Start of Exercise inputs

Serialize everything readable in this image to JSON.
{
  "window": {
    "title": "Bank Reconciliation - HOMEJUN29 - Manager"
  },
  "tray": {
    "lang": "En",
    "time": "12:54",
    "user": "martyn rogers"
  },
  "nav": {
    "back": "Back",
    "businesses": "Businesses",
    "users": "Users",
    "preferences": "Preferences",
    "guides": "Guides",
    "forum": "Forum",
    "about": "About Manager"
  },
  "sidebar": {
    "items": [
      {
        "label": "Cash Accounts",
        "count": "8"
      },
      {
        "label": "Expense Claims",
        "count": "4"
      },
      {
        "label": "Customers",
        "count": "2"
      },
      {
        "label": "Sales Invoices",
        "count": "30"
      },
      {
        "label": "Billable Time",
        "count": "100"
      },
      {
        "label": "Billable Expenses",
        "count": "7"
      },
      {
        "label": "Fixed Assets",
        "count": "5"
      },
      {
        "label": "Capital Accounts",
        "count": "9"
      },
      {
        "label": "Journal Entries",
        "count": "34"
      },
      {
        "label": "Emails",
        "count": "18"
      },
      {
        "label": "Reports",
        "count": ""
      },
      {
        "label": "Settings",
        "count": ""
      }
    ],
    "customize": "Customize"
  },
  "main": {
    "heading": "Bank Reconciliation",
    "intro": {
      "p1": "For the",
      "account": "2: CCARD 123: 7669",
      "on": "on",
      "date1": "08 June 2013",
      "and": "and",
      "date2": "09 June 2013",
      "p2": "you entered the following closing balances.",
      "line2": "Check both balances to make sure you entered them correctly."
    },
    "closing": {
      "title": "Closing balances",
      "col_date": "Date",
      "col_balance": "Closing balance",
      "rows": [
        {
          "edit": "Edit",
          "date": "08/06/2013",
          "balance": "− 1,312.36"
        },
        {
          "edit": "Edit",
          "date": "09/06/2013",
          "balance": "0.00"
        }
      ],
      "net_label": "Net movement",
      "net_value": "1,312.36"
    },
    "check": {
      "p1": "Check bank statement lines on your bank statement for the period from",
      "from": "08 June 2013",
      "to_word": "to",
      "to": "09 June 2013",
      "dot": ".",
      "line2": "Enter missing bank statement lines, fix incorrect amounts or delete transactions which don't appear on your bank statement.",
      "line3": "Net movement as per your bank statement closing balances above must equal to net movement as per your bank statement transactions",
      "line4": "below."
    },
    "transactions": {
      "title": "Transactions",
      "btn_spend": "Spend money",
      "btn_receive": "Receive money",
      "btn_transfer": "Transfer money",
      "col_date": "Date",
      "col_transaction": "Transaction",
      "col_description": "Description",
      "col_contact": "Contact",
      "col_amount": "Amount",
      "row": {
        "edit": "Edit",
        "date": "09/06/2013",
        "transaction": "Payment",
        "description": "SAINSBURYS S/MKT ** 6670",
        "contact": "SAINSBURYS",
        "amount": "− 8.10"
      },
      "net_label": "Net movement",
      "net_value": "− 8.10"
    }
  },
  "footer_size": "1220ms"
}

End of Exercise inputs

> Exercise: The required answer is a single number: the count of lines in the entries that hold the string "Billable".

> Complete output: 2